### [SHORT TASK]
Print the records from the line containing "Give me the" through the line containing "I need the location", inclusive, reproducing each line unchanged. Leave the pictures out of your answer.

____

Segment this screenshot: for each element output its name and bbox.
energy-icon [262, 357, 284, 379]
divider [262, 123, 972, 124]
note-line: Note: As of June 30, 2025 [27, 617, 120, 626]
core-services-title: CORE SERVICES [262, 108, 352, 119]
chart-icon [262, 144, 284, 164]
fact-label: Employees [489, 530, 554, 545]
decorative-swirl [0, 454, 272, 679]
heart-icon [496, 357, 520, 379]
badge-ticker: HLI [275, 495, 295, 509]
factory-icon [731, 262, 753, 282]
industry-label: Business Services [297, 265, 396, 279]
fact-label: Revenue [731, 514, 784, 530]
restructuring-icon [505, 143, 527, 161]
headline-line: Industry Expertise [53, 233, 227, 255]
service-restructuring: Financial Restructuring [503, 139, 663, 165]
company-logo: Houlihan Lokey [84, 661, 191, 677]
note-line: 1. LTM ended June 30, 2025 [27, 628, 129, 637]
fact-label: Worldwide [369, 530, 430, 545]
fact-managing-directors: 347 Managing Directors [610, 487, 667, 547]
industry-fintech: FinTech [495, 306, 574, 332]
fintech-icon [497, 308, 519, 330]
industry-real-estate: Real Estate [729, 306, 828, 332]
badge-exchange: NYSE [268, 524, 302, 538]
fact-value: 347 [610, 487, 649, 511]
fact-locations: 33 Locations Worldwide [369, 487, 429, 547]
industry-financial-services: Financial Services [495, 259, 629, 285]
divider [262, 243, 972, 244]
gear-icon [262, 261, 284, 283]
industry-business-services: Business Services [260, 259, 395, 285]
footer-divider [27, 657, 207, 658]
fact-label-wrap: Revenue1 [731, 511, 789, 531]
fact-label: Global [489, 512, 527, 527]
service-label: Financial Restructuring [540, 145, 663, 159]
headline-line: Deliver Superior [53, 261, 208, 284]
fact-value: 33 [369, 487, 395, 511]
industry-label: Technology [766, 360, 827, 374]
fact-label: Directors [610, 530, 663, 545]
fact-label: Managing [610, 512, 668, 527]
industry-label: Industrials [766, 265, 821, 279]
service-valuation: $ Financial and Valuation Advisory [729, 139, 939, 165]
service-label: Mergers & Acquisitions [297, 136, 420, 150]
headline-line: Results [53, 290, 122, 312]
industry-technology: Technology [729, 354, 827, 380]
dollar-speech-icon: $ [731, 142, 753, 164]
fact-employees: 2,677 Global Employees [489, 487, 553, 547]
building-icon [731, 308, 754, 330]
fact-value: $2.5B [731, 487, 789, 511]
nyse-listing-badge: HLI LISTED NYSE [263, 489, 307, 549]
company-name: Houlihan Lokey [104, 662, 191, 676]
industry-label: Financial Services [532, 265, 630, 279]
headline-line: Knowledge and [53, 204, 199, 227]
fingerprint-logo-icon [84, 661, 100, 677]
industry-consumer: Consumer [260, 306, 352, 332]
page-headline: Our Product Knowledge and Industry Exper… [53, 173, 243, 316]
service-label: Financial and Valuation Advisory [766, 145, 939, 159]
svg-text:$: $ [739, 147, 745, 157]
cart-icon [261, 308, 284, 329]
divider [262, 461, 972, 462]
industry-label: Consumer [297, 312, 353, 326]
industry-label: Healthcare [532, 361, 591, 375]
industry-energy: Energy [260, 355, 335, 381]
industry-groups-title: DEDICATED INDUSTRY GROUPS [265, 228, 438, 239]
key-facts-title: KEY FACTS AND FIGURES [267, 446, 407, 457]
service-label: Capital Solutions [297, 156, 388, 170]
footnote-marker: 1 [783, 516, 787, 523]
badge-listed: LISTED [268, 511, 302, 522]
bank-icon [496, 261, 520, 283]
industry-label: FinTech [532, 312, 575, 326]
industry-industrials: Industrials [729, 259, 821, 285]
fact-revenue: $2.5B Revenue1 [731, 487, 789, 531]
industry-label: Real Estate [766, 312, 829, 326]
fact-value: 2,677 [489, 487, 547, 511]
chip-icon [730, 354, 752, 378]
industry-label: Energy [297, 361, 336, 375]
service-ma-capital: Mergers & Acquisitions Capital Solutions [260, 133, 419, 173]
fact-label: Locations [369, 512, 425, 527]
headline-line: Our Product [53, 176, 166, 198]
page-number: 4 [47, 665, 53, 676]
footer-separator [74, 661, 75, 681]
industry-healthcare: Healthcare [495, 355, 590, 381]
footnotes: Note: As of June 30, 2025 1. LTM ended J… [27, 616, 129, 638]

____

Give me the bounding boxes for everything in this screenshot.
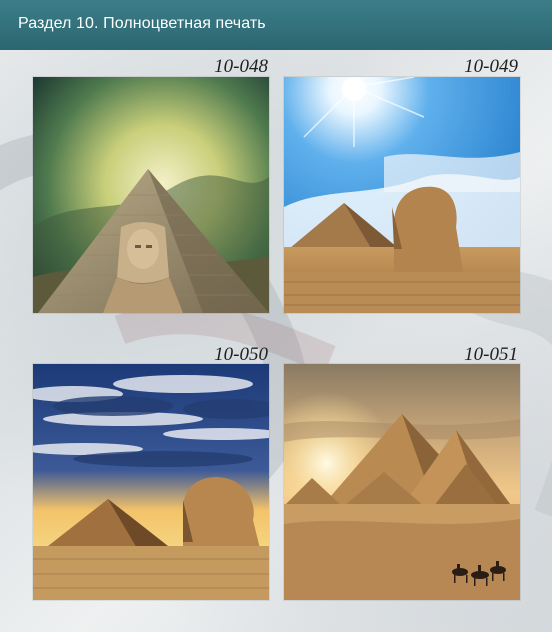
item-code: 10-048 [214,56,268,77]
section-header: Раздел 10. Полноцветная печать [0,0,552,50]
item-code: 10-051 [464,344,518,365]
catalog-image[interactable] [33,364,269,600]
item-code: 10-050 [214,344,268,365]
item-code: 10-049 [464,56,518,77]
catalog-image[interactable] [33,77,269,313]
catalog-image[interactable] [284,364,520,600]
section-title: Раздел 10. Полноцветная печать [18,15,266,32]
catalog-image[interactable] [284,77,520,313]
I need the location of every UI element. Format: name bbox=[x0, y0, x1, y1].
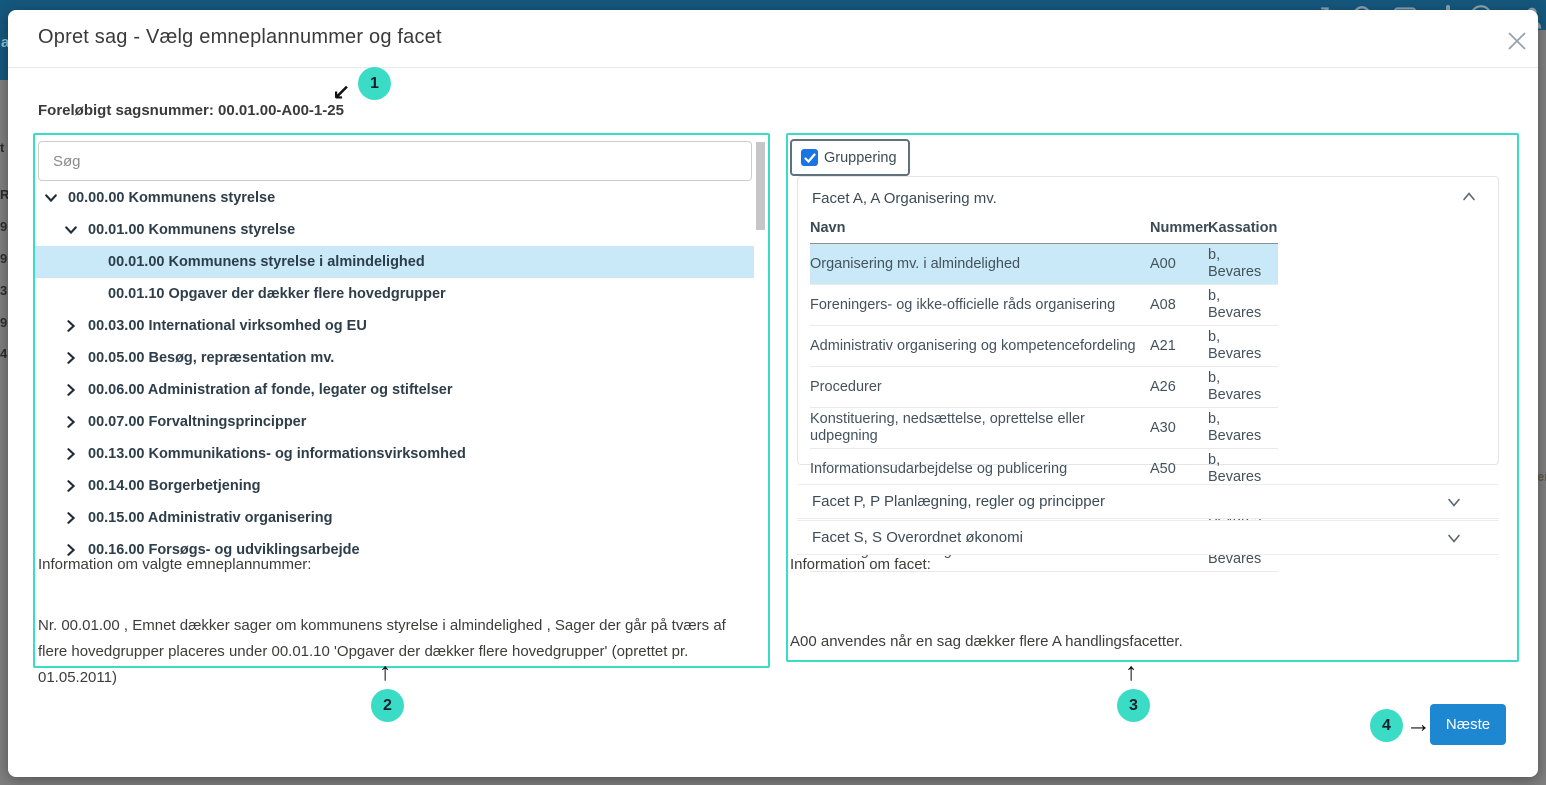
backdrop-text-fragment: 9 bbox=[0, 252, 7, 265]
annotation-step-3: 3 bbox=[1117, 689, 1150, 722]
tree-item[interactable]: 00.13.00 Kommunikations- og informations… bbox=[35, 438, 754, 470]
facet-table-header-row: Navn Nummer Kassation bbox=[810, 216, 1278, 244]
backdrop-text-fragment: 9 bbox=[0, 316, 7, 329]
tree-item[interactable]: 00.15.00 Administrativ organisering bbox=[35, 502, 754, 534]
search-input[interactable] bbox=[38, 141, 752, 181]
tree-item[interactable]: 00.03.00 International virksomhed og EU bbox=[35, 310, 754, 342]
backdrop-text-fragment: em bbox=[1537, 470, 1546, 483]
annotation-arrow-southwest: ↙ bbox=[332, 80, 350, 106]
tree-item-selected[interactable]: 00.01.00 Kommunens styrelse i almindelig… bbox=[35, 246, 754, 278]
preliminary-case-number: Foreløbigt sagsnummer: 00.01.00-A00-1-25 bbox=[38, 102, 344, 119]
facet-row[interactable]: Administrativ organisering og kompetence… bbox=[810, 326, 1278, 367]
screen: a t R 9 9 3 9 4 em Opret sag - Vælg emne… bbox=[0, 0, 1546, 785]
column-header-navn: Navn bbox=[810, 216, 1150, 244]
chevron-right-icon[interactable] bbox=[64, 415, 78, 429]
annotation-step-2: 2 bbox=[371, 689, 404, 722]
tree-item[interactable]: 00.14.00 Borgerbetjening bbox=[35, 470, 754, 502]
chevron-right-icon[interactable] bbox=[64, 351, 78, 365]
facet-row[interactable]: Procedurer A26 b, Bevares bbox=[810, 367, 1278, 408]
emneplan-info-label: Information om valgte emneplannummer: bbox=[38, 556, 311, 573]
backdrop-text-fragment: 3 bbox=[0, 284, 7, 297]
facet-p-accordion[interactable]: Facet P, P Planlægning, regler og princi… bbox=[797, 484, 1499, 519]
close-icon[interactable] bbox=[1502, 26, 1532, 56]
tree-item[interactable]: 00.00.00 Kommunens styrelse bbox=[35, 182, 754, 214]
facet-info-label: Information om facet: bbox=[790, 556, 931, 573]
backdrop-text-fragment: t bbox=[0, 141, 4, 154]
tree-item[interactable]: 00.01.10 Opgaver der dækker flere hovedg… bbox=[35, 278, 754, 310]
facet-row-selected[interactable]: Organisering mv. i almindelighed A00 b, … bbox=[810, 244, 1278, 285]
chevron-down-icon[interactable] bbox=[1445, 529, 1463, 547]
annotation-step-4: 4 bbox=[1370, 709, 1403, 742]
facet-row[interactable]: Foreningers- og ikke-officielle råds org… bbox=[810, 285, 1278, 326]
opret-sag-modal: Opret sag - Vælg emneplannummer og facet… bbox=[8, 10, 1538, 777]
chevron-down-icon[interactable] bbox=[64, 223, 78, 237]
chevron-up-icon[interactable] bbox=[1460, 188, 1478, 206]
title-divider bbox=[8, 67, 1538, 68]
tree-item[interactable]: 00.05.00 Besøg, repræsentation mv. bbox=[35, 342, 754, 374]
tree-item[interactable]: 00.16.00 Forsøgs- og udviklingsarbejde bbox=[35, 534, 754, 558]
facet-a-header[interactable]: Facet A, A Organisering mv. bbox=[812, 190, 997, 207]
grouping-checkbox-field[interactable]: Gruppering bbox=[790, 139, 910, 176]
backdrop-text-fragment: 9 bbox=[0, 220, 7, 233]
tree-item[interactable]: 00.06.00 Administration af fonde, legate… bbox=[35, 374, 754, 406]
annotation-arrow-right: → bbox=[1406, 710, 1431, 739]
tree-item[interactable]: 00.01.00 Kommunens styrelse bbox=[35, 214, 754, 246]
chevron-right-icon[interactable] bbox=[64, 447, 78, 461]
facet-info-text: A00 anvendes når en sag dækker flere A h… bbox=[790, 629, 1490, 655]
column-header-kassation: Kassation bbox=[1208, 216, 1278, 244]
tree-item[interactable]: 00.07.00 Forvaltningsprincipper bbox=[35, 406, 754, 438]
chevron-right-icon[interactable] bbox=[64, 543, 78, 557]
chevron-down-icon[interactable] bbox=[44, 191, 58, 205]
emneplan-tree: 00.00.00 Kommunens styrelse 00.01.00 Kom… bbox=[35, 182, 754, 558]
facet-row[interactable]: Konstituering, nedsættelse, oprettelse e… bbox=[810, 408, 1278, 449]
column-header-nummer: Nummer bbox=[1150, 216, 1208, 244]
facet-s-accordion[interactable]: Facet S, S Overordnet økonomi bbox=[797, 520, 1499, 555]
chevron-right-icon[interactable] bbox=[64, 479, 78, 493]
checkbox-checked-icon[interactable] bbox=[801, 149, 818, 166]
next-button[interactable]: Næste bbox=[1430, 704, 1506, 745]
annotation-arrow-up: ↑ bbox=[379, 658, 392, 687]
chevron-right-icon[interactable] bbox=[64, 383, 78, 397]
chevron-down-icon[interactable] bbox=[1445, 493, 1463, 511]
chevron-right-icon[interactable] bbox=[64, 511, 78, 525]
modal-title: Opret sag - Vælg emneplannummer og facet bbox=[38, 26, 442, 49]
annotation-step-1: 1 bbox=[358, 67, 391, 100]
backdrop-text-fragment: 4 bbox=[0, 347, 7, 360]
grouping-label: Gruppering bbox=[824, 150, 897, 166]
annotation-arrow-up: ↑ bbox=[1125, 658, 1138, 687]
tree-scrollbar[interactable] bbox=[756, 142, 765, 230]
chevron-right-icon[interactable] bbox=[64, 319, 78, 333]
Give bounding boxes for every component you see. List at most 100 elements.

____

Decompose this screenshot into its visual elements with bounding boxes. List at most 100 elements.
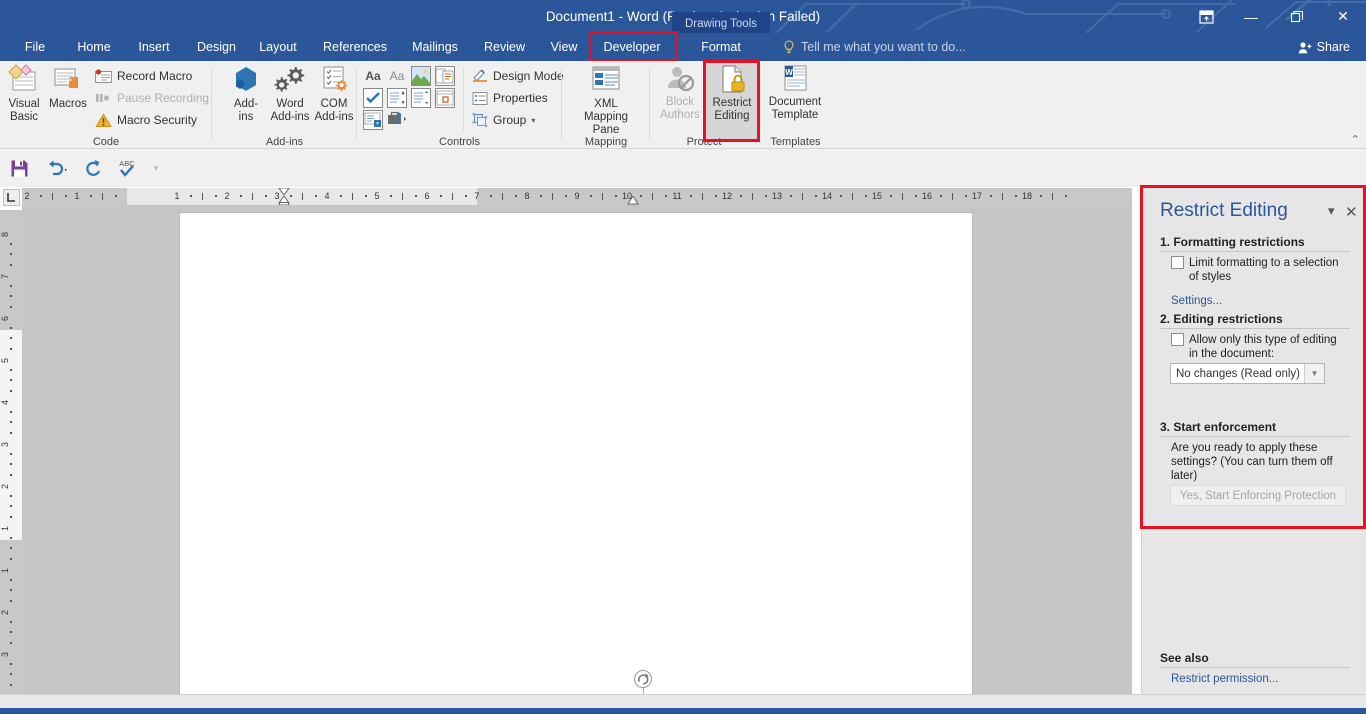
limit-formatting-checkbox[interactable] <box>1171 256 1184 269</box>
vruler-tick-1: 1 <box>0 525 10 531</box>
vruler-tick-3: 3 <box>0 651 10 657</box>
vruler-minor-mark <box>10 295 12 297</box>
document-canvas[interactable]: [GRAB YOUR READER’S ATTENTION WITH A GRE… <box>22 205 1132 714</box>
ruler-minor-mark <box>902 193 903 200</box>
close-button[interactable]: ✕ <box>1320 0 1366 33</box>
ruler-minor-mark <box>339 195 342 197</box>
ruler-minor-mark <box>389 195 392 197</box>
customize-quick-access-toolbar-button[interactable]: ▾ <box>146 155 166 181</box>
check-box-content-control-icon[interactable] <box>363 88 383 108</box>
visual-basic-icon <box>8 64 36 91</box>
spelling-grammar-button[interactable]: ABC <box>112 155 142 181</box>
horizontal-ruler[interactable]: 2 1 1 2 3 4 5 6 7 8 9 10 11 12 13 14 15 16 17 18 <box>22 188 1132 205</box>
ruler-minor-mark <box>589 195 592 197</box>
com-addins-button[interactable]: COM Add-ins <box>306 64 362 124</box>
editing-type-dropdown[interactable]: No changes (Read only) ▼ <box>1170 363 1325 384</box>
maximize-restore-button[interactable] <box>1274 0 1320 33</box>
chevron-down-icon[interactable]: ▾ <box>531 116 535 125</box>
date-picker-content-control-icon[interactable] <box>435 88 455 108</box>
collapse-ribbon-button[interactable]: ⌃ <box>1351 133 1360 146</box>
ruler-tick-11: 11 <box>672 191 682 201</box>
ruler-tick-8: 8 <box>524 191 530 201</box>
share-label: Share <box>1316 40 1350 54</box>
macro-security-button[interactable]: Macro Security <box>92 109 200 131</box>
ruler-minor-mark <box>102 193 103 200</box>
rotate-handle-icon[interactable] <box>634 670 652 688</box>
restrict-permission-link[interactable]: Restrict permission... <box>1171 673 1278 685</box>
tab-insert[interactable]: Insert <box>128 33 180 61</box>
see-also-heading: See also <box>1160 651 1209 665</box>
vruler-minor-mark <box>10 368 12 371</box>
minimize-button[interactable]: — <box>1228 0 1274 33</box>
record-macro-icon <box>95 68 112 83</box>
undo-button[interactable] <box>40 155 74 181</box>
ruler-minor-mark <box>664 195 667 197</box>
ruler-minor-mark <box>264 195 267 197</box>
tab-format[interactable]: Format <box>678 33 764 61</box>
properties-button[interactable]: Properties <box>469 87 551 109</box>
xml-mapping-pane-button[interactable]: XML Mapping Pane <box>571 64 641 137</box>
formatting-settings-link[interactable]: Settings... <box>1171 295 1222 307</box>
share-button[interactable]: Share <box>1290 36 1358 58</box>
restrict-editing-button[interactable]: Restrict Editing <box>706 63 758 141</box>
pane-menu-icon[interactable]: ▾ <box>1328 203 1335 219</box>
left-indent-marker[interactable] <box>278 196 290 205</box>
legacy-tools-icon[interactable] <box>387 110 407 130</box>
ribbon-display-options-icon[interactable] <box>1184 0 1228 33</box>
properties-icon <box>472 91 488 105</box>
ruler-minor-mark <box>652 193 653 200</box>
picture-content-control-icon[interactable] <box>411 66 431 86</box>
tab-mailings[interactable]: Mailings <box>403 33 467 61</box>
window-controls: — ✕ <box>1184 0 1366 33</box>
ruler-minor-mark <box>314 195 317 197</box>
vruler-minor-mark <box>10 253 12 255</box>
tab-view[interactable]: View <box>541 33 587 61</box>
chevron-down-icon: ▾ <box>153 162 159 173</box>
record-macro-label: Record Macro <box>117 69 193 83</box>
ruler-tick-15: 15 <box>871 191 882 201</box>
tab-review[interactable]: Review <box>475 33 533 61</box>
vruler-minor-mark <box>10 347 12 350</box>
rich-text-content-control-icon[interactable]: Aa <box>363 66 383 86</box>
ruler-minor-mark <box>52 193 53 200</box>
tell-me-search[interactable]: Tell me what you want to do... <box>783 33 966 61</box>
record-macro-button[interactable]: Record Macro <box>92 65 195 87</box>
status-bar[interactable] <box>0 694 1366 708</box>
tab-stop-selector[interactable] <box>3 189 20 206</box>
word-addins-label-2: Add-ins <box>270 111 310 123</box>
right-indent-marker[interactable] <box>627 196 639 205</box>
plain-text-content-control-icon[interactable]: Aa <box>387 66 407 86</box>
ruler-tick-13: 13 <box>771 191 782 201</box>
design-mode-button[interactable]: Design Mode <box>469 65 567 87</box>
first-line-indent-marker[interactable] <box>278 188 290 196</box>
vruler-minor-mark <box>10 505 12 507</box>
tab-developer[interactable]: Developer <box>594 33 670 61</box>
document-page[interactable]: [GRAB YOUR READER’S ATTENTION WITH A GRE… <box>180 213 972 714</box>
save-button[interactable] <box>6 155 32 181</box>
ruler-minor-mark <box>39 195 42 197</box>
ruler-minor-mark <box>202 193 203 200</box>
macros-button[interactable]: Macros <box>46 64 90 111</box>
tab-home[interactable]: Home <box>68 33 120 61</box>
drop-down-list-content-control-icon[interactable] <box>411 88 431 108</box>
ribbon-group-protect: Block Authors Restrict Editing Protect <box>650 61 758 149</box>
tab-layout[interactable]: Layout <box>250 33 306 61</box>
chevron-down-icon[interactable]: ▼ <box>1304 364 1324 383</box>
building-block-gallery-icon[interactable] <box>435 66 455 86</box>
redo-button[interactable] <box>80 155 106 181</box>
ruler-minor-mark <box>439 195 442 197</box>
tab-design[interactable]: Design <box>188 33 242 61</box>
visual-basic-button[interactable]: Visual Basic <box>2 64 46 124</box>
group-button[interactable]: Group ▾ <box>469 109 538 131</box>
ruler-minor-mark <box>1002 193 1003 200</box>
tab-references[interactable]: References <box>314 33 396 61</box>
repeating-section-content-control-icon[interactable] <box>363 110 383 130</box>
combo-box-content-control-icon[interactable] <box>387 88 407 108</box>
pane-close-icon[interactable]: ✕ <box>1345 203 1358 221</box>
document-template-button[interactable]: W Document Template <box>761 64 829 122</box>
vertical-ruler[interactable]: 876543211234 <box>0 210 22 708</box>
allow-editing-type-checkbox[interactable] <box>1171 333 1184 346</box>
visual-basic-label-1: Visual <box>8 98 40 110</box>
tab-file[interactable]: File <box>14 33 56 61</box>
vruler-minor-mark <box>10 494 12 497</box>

____

### [SOLUTION TO THE EXERCISE]
Give me the bounding boxes for everything in this screenshot.
item-code: 10-048 [214,56,268,77]
section-header: Раздел 10. Полноцветная печать [0,0,552,50]
item-code: 10-051 [464,344,518,365]
catalog-image[interactable] [33,364,269,600]
item-code: 10-050 [214,344,268,365]
item-code: 10-049 [464,56,518,77]
catalog-image[interactable] [33,77,269,313]
catalog-image[interactable] [284,364,520,600]
section-title: Раздел 10. Полноцветная печать [18,15,266,32]
catalog-image[interactable] [284,77,520,313]
I need the location of every UI element. Format: name bbox=[x0, y0, x1, y1].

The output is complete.